— Begin —
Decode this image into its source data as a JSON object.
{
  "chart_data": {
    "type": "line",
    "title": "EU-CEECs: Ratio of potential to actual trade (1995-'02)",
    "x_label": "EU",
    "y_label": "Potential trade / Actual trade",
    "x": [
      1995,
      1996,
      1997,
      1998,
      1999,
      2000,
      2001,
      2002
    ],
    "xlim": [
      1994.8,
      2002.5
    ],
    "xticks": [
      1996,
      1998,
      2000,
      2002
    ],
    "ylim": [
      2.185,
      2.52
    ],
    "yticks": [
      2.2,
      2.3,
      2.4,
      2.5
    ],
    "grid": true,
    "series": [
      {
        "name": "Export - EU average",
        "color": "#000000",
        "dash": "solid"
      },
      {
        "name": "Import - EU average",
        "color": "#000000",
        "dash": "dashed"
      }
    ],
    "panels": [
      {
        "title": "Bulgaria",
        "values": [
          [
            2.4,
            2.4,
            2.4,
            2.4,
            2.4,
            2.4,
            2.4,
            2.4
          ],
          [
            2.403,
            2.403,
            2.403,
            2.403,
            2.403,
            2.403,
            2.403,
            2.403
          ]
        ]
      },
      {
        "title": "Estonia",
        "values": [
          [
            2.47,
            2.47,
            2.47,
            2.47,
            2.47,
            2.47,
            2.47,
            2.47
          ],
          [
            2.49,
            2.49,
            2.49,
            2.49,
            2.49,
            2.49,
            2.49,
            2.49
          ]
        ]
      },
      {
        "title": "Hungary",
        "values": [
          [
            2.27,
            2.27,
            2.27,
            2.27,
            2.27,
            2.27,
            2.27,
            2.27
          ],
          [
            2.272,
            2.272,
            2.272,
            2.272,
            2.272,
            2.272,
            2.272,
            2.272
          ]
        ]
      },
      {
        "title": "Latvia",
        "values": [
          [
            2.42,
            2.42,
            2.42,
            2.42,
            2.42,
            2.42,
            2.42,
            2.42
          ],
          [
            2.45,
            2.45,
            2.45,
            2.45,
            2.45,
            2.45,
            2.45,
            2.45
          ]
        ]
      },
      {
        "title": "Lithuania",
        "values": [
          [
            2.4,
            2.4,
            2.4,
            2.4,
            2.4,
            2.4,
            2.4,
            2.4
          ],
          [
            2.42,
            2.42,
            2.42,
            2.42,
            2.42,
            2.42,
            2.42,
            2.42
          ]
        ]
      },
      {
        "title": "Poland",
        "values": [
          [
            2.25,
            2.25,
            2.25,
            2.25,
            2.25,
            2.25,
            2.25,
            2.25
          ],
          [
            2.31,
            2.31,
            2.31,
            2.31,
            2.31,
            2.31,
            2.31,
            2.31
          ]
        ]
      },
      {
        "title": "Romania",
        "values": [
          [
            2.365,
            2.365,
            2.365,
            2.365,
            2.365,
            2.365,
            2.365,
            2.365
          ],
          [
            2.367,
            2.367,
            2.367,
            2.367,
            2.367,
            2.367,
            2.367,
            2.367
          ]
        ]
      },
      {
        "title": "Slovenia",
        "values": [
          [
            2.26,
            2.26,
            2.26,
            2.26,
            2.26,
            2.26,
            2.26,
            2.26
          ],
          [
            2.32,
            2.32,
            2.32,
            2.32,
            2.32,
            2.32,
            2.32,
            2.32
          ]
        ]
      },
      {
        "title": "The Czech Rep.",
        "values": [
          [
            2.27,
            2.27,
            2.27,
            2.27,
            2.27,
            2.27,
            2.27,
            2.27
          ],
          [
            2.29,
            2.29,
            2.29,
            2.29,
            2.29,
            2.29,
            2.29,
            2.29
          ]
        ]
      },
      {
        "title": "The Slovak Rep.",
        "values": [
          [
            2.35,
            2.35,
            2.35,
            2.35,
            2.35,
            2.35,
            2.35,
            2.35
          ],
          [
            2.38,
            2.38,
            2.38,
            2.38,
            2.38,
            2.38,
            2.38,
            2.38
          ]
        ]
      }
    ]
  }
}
— End —
- [STATED PROBLEM] Copy the material above, line for line.

- [CORRECT RESULT]
Decode this image into its source data as a JSON object.
{
  "chart_data": {
    "type": "line",
    "title": "EU-CEECs: Ratio of potential to actual trade (1995-'02)",
    "x_label": "EU",
    "y_label": "Potential trade / Actual trade",
    "x": [
      1995,
      1996,
      1997,
      1998,
      1999,
      2000,
      2001,
      2002
    ],
    "xlim": [
      1994.8,
      2002.5
    ],
    "xticks": [
      1996,
      1998,
      2000,
      2002
    ],
    "ylim": [
      2.185,
      2.52
    ],
    "yticks": [
      2.2,
      2.3,
      2.4,
      2.5
    ],
    "grid": true,
    "series": [
      {
        "name": "Export - EU average",
        "color": "#000000",
        "dash": "solid"
      },
      {
        "name": "Import - EU average",
        "color": "#000000",
        "dash": "dashed"
      }
    ],
    "panels": [
      {
        "title": "Bulgaria",
        "values": [
          [
            2.4,
            2.4,
            2.4,
            2.4,
            2.4,
            2.4,
            2.4,
            2.4
          ],
          [
            2.403,
            2.403,
            2.403,
            2.403,
            2.403,
            2.403,
            2.403,
            2.403
          ]
        ]
      },
      {
        "title": "Estonia",
        "values": [
          [
            2.47,
            2.47,
            2.47,
            2.47,
            2.47,
            2.47,
            2.47,
            2.47
          ],
          [
            2.49,
            2.49,
            2.49,
            2.49,
            2.49,
            2.49,
            2.49,
            2.49
          ]
        ]
      },
      {
        "title": "Hungary",
        "values": [
          [
            2.27,
            2.27,
            2.27,
            2.27,
            2.27,
            2.27,
            2.27,
            2.27
          ],
          [
            2.272,
            2.272,
            2.272,
            2.272,
            2.272,
            2.272,
            2.272,
            2.272
          ]
        ]
      },
      {
        "title": "Latvia",
        "values": [
          [
            2.42,
            2.42,
            2.42,
            2.42,
            2.42,
            2.42,
            2.42,
            2.42
          ],
          [
            2.45,
            2.45,
            2.45,
            2.45,
            2.45,
            2.45,
            2.45,
            2.45
          ]
        ]
      },
      {
        "title": "Lithuania",
        "values": [
          [
            2.4,
            2.4,
            2.4,
            2.4,
            2.4,
            2.4,
            2.4,
            2.4
          ],
          [
            2.42,
            2.42,
            2.42,
            2.42,
            2.42,
            2.42,
            2.42,
            2.42
          ]
        ]
      },
      {
        "title": "Poland",
        "values": [
          [
            2.25,
            2.25,
            2.25,
            2.25,
            2.25,
            2.25,
            2.25,
            2.25
          ],
          [
            2.31,
            2.31,
            2.31,
            2.31,
            2.31,
            2.31,
            2.31,
            2.31
          ]
        ]
      },
      {
        "title": "Romania",
        "values": [
          [
            2.365,
            2.365,
            2.365,
            2.365,
            2.365,
            2.365,
            2.365,
            2.365
          ],
          [
            2.367,
            2.367,
            2.367,
            2.367,
            2.367,
            2.367,
            2.367,
            2.367
          ]
        ]
      },
      {
        "title": "Slovenia",
        "values": [
          [
            2.26,
            2.26,
            2.26,
            2.26,
            2.26,
            2.26,
            2.26,
            2.26
          ],
          [
            2.32,
            2.32,
            2.32,
            2.32,
            2.32,
            2.32,
            2.32,
            2.32
          ]
        ]
      },
      {
        "title": "The Czech Rep.",
        "values": [
          [
            2.27,
            2.27,
            2.27,
            2.27,
            2.27,
            2.27,
            2.27,
            2.27
          ],
          [
            2.29,
            2.29,
            2.29,
            2.29,
            2.29,
            2.29,
            2.29,
            2.29
          ]
        ]
      },
      {
        "title": "The Slovak Rep.",
        "values": [
          [
            2.35,
            2.35,
            2.35,
            2.35,
            2.35,
            2.35,
            2.35,
            2.35
          ],
          [
            2.38,
            2.38,
            2.38,
            2.38,
            2.38,
            2.38,
            2.38,
            2.38
          ]
        ]
      }
    ]
  }
}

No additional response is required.